#### Your task:
Copy out the material below in full, but not its images.

-- Start Source material --

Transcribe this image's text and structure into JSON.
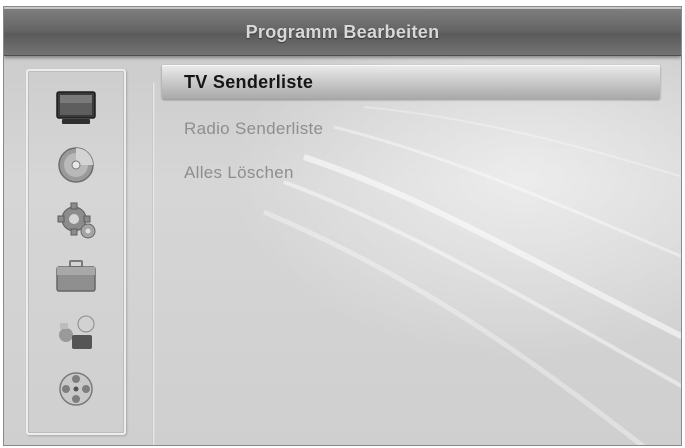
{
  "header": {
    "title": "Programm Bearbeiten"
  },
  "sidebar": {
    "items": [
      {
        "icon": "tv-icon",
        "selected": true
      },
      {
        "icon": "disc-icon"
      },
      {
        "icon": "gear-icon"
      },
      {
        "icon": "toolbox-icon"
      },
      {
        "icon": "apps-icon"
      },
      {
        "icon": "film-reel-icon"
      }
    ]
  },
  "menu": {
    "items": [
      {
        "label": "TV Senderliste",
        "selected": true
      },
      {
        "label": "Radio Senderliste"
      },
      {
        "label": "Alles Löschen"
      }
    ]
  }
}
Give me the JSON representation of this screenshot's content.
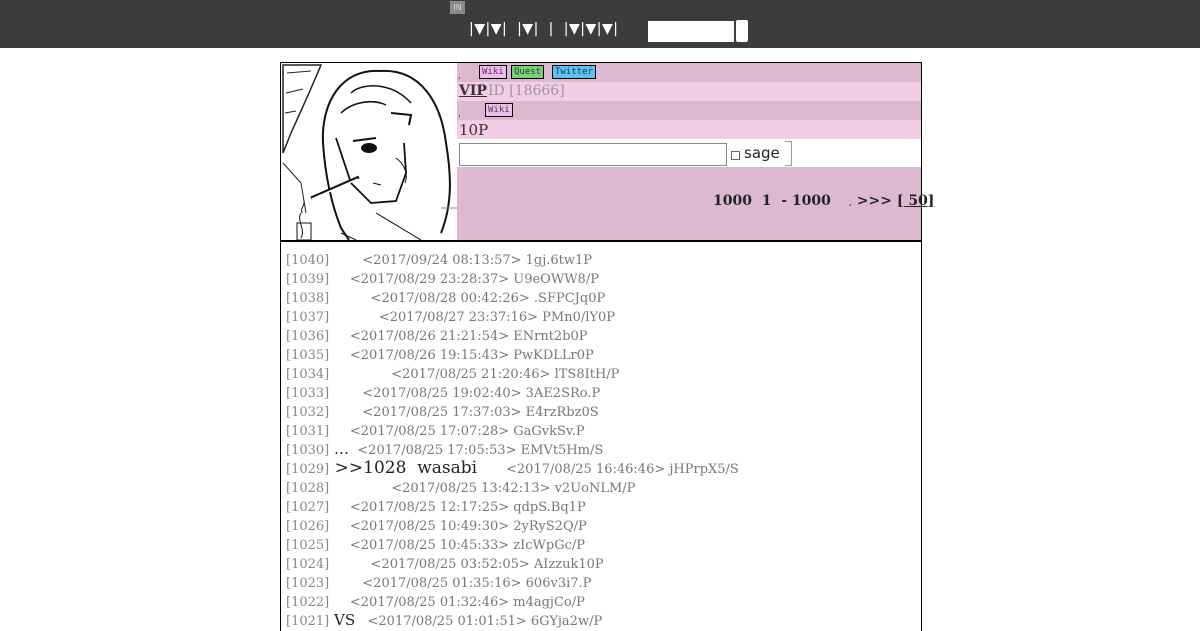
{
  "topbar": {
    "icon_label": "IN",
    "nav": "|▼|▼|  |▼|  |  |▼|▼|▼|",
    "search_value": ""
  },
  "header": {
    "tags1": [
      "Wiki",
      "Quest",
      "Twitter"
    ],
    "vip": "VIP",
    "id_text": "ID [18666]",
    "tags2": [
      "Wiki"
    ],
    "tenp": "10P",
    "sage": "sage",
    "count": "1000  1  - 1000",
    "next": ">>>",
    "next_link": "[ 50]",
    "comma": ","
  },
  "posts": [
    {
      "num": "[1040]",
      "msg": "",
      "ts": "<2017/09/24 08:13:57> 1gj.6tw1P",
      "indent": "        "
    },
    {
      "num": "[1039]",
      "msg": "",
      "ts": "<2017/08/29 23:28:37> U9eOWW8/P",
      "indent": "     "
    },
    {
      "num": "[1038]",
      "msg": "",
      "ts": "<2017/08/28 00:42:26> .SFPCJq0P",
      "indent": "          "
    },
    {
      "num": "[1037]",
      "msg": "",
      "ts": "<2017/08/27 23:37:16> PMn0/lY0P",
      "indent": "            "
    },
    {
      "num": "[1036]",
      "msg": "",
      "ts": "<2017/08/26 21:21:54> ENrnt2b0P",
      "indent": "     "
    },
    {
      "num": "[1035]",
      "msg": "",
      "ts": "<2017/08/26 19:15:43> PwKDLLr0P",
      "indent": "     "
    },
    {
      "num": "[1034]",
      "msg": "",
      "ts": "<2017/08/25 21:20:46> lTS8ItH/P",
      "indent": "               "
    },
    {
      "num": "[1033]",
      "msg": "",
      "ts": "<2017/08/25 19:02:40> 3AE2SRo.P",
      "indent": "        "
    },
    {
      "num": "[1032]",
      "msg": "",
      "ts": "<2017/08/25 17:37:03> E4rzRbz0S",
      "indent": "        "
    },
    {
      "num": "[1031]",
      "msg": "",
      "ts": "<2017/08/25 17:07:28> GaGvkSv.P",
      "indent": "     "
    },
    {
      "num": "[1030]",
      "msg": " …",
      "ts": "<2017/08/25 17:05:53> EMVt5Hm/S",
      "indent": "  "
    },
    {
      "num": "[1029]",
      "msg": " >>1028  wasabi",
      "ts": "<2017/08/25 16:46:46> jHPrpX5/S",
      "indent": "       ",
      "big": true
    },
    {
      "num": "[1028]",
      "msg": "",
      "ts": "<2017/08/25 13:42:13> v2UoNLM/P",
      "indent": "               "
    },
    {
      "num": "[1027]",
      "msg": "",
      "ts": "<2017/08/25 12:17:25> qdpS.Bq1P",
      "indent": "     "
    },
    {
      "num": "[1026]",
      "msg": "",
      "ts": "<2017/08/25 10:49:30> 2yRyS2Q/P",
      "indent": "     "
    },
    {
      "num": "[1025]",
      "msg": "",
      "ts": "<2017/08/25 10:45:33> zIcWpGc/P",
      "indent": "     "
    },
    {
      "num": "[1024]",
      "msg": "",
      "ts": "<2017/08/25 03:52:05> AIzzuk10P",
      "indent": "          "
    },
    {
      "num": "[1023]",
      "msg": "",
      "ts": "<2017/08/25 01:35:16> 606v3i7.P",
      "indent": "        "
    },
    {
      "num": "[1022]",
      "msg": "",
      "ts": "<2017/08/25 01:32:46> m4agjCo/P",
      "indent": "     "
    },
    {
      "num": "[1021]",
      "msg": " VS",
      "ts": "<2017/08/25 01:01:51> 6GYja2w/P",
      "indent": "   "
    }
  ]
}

-- End Source material --

#### Complete output:
Transcribe this image's text and structure into JSON.
{
  "header": {
    "title": "Programm Bearbeiten"
  },
  "sidebar": {
    "items": [
      {
        "icon": "tv-icon",
        "selected": true
      },
      {
        "icon": "disc-icon"
      },
      {
        "icon": "gear-icon"
      },
      {
        "icon": "toolbox-icon"
      },
      {
        "icon": "apps-icon"
      },
      {
        "icon": "film-reel-icon"
      }
    ]
  },
  "menu": {
    "items": [
      {
        "label": "TV Senderliste",
        "selected": true
      },
      {
        "label": "Radio Senderliste"
      },
      {
        "label": "Alles Löschen"
      }
    ]
  }
}
Give me the JSON representation of this screenshot's content.
{
  "topbar": {
    "icon_label": "IN",
    "nav": "|▼|▼|  |▼|  |  |▼|▼|▼|",
    "search_value": ""
  },
  "header": {
    "tags1": [
      "Wiki",
      "Quest",
      "Twitter"
    ],
    "vip": "VIP",
    "id_text": "ID [18666]",
    "tags2": [
      "Wiki"
    ],
    "tenp": "10P",
    "sage": "sage",
    "count": "1000  1  - 1000",
    "next": ">>>",
    "next_link": "[ 50]",
    "comma": ","
  },
  "posts": [
    {
      "num": "[1040]",
      "msg": "",
      "ts": "<2017/09/24 08:13:57> 1gj.6tw1P",
      "indent": "        "
    },
    {
      "num": "[1039]",
      "msg": "",
      "ts": "<2017/08/29 23:28:37> U9eOWW8/P",
      "indent": "     "
    },
    {
      "num": "[1038]",
      "msg": "",
      "ts": "<2017/08/28 00:42:26> .SFPCJq0P",
      "indent": "          "
    },
    {
      "num": "[1037]",
      "msg": "",
      "ts": "<2017/08/27 23:37:16> PMn0/lY0P",
      "indent": "            "
    },
    {
      "num": "[1036]",
      "msg": "",
      "ts": "<2017/08/26 21:21:54> ENrnt2b0P",
      "indent": "     "
    },
    {
      "num": "[1035]",
      "msg": "",
      "ts": "<2017/08/26 19:15:43> PwKDLLr0P",
      "indent": "     "
    },
    {
      "num": "[1034]",
      "msg": "",
      "ts": "<2017/08/25 21:20:46> lTS8ItH/P",
      "indent": "               "
    },
    {
      "num": "[1033]",
      "msg": "",
      "ts": "<2017/08/25 19:02:40> 3AE2SRo.P",
      "indent": "        "
    },
    {
      "num": "[1032]",
      "msg": "",
      "ts": "<2017/08/25 17:37:03> E4rzRbz0S",
      "indent": "        "
    },
    {
      "num": "[1031]",
      "msg": "",
      "ts": "<2017/08/25 17:07:28> GaGvkSv.P",
      "indent": "     "
    },
    {
      "num": "[1030]",
      "msg": " …",
      "ts": "<2017/08/25 17:05:53> EMVt5Hm/S",
      "indent": "  "
    },
    {
      "num": "[1029]",
      "msg": " >>1028  wasabi",
      "ts": "<2017/08/25 16:46:46> jHPrpX5/S",
      "indent": "       ",
      "big": true
    },
    {
      "num": "[1028]",
      "msg": "",
      "ts": "<2017/08/25 13:42:13> v2UoNLM/P",
      "indent": "               "
    },
    {
      "num": "[1027]",
      "msg": "",
      "ts": "<2017/08/25 12:17:25> qdpS.Bq1P",
      "indent": "     "
    },
    {
      "num": "[1026]",
      "msg": "",
      "ts": "<2017/08/25 10:49:30> 2yRyS2Q/P",
      "indent": "     "
    },
    {
      "num": "[1025]",
      "msg": "",
      "ts": "<2017/08/25 10:45:33> zIcWpGc/P",
      "indent": "     "
    },
    {
      "num": "[1024]",
      "msg": "",
      "ts": "<2017/08/25 03:52:05> AIzzuk10P",
      "indent": "          "
    },
    {
      "num": "[1023]",
      "msg": "",
      "ts": "<2017/08/25 01:35:16> 606v3i7.P",
      "indent": "        "
    },
    {
      "num": "[1022]",
      "msg": "",
      "ts": "<2017/08/25 01:32:46> m4agjCo/P",
      "indent": "     "
    },
    {
      "num": "[1021]",
      "msg": " VS",
      "ts": "<2017/08/25 01:01:51> 6GYja2w/P",
      "indent": "   "
    }
  ]
}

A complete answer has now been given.